> Supplied data:
#####
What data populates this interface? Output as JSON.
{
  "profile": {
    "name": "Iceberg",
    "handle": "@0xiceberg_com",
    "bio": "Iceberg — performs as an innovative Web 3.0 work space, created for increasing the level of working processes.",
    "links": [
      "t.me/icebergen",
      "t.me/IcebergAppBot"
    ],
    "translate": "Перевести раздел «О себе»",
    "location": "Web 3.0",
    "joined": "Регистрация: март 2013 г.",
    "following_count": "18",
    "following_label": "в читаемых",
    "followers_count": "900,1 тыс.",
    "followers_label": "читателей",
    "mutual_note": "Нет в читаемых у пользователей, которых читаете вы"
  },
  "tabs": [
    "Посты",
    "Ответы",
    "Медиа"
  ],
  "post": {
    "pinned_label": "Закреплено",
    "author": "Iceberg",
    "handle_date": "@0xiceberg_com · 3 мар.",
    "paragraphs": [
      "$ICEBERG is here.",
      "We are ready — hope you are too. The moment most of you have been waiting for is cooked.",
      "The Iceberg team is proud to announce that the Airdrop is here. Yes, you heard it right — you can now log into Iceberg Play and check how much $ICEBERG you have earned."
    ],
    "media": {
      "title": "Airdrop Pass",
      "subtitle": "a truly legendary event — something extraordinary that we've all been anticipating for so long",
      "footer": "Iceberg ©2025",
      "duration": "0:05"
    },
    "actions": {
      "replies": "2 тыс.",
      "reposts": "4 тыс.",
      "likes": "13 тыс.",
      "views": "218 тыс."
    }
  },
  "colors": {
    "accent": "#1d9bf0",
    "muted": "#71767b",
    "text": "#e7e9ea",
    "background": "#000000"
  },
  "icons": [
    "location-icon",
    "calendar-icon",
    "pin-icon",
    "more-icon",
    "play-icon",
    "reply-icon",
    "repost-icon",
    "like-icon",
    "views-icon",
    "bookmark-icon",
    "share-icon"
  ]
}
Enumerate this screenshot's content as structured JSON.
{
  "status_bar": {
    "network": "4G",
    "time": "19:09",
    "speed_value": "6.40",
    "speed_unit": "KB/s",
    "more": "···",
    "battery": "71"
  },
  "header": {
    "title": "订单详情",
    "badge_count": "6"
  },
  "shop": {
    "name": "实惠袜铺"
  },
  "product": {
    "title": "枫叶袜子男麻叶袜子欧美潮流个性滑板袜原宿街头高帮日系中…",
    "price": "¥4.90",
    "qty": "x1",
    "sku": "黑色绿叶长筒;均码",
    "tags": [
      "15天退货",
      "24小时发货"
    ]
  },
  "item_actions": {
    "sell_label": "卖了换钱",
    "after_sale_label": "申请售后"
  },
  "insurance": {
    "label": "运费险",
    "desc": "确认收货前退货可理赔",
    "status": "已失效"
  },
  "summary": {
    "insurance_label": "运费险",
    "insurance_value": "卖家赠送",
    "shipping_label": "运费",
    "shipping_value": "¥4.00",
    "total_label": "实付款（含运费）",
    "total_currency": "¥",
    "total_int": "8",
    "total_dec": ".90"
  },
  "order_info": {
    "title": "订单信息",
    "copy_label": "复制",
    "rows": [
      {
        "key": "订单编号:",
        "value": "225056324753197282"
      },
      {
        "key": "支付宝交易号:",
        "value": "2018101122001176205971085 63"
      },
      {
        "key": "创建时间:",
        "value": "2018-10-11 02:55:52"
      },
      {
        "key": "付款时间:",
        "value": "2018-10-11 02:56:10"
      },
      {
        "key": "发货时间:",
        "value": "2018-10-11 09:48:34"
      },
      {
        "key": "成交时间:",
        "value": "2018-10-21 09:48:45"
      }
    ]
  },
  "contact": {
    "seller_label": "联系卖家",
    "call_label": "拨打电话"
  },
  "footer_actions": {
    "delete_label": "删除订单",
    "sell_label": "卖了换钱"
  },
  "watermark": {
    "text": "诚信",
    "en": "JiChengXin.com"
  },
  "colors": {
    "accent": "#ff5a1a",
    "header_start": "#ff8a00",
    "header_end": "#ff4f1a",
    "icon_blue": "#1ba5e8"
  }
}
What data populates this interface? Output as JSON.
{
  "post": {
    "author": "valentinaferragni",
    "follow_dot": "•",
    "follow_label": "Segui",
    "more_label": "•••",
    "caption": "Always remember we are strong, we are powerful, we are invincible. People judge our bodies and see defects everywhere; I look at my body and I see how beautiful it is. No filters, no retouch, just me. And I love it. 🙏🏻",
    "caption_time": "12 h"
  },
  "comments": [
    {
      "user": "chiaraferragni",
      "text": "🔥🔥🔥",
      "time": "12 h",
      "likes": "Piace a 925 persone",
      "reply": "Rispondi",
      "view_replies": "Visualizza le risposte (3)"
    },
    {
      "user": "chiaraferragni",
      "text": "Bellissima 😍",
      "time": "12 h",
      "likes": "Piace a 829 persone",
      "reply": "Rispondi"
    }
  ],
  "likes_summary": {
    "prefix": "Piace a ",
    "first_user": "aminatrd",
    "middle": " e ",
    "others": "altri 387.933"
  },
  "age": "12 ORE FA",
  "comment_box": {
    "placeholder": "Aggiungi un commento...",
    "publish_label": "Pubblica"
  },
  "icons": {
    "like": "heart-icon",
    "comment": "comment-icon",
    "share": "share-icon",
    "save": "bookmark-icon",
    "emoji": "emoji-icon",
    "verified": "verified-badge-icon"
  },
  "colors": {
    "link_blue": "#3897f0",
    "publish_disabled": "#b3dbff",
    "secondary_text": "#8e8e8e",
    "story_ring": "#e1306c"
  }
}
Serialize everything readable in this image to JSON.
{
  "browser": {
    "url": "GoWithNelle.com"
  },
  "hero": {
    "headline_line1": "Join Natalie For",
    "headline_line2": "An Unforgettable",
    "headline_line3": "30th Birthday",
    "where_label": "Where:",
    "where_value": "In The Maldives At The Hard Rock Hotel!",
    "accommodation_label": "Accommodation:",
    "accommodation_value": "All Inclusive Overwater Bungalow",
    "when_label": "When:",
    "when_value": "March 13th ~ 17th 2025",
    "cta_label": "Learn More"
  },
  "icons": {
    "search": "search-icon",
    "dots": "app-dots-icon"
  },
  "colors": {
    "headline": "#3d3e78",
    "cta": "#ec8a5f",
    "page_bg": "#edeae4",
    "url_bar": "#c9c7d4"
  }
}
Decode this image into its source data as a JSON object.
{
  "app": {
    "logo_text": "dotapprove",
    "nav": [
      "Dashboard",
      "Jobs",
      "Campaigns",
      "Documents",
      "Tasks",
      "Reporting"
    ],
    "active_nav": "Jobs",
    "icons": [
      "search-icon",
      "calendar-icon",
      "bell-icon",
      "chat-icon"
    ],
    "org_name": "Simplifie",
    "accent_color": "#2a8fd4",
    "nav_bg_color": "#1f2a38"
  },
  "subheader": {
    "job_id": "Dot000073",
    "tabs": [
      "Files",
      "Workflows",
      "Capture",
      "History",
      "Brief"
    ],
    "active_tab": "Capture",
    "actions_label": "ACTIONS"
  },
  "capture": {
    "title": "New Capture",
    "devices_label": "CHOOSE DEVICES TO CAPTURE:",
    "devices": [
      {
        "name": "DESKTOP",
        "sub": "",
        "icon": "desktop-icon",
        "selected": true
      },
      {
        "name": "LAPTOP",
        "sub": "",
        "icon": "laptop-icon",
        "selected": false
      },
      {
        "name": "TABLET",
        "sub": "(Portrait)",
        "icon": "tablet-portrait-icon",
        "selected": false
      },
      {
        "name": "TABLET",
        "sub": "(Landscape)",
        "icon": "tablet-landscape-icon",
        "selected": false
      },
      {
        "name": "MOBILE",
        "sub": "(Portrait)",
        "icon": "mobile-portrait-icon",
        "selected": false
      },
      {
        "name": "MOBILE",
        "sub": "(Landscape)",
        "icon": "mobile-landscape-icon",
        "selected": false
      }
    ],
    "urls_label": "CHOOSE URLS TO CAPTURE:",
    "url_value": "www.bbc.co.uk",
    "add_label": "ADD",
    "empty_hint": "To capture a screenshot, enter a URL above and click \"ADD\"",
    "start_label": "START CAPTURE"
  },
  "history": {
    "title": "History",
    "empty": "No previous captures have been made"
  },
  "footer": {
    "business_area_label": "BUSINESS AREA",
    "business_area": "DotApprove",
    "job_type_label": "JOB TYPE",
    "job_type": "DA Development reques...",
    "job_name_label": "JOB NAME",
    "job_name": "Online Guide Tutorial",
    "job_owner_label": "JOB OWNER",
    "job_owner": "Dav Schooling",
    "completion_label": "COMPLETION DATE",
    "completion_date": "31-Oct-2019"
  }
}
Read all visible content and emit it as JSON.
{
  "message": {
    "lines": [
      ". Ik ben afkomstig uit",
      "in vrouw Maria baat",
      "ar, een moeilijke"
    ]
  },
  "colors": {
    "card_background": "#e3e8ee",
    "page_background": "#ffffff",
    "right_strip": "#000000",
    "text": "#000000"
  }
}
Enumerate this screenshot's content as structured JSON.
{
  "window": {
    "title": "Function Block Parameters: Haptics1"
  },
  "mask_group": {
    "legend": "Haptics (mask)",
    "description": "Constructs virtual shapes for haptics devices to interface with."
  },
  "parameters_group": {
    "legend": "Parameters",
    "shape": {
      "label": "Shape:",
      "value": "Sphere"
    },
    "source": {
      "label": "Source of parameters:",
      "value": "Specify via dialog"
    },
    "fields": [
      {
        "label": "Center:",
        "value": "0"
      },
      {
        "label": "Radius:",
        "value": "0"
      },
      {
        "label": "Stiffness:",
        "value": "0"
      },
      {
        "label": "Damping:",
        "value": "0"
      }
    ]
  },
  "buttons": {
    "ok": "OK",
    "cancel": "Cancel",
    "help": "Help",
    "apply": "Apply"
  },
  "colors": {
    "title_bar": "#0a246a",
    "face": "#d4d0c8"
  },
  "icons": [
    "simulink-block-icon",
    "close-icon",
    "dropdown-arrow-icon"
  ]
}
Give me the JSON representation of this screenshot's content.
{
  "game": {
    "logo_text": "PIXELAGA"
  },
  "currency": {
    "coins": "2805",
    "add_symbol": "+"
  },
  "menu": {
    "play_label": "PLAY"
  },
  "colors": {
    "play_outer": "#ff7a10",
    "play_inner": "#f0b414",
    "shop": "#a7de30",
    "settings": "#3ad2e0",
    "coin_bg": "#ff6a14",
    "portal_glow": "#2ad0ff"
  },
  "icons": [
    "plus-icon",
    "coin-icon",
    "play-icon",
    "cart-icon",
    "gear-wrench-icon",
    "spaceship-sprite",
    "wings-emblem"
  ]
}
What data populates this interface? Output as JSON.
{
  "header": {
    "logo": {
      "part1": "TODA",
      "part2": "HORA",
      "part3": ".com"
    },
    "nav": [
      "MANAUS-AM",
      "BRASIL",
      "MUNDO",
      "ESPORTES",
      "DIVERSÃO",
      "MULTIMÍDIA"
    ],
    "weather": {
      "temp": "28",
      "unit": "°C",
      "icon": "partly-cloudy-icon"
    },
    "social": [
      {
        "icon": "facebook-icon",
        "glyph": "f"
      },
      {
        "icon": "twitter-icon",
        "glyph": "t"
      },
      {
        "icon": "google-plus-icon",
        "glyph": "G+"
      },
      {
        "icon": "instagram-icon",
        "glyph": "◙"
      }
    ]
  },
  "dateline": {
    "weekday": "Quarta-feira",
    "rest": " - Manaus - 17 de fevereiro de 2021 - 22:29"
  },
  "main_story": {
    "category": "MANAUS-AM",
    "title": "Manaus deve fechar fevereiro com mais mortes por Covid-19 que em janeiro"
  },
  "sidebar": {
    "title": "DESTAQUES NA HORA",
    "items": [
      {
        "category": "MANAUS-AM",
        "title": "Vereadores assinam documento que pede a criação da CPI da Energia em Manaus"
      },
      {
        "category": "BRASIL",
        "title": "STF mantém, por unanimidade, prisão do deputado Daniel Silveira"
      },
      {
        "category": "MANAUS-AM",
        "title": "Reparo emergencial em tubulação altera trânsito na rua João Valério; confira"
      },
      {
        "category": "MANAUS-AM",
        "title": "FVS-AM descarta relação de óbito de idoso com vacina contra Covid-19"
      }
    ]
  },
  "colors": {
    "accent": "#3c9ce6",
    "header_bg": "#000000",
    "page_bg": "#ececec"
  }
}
#####
> Task directions: From the material, report only how many lines include the word "Piace".

> Problem solution: 3